Extracted material start

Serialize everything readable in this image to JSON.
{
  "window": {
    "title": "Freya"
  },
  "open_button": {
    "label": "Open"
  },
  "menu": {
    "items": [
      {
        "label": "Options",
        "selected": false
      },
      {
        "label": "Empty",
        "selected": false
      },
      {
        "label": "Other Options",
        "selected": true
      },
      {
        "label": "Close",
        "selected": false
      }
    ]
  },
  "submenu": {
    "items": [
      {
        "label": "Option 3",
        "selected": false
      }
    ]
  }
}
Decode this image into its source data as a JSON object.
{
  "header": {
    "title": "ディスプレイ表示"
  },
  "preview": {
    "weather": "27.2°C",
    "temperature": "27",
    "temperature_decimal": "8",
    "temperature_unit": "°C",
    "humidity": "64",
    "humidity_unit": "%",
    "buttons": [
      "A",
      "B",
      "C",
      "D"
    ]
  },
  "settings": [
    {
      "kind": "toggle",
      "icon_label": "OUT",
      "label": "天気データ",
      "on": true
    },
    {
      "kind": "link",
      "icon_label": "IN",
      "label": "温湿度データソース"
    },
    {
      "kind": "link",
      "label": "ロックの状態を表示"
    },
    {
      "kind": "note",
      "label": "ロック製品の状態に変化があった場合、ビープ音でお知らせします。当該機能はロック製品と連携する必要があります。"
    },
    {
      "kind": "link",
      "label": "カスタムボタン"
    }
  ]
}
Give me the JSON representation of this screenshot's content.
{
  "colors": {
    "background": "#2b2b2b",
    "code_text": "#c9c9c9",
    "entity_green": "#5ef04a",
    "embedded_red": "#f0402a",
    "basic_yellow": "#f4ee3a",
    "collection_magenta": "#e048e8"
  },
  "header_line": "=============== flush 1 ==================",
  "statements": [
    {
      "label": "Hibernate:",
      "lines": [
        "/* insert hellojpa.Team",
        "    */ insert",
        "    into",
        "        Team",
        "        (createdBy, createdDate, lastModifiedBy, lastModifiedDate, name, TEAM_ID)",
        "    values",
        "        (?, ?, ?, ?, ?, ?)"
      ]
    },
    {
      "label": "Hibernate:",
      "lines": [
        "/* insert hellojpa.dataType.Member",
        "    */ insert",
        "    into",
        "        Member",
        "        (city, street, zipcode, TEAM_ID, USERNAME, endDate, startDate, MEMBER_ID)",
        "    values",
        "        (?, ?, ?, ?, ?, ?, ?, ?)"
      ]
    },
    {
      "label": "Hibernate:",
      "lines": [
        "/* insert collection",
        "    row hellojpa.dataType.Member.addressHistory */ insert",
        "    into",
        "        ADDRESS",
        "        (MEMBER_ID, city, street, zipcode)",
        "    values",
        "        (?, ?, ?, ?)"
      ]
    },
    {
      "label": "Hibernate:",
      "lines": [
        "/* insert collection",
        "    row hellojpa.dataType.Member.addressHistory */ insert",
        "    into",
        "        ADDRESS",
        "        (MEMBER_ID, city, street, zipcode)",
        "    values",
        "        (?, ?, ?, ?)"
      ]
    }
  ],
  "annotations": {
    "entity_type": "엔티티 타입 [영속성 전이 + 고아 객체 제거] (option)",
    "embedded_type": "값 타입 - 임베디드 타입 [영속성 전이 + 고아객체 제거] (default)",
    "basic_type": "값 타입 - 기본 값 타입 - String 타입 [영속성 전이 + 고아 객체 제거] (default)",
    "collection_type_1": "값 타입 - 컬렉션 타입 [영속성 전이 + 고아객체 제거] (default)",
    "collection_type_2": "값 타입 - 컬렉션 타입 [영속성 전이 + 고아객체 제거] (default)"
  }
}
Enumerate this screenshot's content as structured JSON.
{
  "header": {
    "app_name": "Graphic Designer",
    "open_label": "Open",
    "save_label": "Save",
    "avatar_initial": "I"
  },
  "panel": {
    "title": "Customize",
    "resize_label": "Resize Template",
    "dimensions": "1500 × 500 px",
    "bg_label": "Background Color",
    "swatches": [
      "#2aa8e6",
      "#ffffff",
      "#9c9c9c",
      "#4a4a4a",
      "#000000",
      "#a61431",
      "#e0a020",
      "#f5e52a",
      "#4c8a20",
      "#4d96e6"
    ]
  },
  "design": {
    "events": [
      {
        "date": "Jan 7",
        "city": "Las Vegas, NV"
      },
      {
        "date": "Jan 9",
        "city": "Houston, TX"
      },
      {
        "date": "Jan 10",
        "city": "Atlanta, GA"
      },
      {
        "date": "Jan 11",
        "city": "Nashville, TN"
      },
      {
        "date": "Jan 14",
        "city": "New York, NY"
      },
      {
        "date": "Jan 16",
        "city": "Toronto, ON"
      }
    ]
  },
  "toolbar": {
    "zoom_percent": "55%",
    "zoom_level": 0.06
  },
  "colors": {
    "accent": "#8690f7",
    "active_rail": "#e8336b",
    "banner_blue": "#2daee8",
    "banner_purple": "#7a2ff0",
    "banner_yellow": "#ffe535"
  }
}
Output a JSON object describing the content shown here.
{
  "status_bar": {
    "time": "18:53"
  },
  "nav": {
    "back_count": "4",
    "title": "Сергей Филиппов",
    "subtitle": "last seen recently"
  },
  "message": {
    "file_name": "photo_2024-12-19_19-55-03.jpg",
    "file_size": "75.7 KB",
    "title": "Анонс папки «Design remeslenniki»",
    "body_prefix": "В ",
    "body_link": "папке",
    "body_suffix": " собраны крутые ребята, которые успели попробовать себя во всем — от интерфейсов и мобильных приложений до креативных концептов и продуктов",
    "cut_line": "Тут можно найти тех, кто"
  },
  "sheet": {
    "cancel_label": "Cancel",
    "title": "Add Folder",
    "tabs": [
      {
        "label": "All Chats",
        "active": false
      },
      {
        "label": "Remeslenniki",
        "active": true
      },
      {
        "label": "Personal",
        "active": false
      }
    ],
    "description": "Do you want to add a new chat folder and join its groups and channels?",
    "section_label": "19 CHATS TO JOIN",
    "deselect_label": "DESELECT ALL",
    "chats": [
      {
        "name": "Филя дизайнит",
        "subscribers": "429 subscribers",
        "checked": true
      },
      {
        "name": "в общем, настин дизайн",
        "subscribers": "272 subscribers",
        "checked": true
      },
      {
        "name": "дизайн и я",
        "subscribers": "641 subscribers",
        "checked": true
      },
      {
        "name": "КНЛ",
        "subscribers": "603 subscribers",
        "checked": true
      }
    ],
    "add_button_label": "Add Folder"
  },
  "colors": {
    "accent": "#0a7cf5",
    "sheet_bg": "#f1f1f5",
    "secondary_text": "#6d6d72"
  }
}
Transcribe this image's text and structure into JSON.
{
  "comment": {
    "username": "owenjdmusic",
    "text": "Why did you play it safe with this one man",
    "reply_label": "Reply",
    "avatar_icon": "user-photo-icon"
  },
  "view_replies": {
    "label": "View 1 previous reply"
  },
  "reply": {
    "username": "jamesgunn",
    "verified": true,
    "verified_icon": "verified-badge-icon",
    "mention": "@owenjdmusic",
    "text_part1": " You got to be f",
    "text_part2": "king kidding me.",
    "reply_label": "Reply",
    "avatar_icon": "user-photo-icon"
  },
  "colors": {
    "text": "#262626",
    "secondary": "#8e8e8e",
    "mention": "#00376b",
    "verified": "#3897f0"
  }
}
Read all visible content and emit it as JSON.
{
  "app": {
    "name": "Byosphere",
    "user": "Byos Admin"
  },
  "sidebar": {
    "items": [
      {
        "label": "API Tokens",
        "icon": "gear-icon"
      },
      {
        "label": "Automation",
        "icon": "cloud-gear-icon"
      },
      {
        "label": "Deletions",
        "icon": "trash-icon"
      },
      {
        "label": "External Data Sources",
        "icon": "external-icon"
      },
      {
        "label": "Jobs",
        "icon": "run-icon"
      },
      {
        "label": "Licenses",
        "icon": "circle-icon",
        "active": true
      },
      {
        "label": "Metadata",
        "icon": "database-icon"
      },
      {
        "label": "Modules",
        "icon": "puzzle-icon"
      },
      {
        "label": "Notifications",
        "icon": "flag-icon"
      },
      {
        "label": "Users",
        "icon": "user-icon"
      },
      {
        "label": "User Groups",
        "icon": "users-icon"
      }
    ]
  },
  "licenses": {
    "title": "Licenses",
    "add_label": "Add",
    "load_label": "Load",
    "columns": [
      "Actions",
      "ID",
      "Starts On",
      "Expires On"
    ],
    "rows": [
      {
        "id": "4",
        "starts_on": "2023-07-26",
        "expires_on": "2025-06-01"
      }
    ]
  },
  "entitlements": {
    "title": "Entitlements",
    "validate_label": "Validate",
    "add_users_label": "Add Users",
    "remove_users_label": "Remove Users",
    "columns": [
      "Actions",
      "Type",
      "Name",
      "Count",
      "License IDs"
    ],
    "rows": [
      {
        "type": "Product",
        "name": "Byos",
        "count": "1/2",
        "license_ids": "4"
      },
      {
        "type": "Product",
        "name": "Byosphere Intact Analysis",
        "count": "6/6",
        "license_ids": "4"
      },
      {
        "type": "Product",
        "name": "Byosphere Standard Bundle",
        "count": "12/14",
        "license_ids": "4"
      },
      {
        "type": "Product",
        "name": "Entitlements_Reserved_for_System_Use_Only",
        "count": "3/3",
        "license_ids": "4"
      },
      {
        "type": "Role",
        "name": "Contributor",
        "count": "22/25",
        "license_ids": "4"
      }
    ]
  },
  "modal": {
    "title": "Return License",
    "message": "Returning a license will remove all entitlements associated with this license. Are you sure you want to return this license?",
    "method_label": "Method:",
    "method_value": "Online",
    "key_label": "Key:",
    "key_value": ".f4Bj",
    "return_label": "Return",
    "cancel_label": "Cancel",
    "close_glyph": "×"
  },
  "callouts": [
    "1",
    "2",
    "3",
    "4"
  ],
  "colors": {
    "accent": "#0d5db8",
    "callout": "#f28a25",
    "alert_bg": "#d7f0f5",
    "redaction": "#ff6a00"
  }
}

Extracted material end

Work to do = Scan the material above. Return every line containing the string "verified".

Expected answer =
    "verified": true,
    "verified_icon": "verified-badge-icon",
    "verified": "#3897f0"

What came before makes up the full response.